START Listed records
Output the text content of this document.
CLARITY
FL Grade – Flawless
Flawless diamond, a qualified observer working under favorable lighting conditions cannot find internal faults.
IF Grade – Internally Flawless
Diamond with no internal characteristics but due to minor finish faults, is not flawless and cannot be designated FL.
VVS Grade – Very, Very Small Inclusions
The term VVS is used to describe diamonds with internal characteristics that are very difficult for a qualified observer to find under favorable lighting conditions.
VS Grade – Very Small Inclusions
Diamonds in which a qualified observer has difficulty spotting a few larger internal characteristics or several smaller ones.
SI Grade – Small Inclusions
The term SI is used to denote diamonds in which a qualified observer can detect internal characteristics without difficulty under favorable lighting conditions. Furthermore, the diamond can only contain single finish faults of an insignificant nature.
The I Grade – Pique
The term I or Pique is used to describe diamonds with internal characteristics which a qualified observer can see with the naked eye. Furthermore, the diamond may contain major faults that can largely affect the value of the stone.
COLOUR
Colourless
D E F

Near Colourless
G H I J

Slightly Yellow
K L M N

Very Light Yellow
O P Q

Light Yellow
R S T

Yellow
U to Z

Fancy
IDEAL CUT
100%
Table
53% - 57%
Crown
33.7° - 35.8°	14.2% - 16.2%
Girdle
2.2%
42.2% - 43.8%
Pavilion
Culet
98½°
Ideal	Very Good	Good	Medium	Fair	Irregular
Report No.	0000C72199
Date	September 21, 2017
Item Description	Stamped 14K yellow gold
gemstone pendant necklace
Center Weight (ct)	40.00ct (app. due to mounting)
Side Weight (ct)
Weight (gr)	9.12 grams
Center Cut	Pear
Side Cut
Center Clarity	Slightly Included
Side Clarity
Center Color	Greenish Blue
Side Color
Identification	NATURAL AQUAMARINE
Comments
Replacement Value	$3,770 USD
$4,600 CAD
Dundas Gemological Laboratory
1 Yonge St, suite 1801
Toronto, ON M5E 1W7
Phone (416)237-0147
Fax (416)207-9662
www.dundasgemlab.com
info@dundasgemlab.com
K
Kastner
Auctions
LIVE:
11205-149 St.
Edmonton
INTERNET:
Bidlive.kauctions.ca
END Listed records
Exercise aim
Pick out every line holding the string "Slightly" and return it.

Response to this exercise
Slightly Yellow
Center Clarity	Slightly Included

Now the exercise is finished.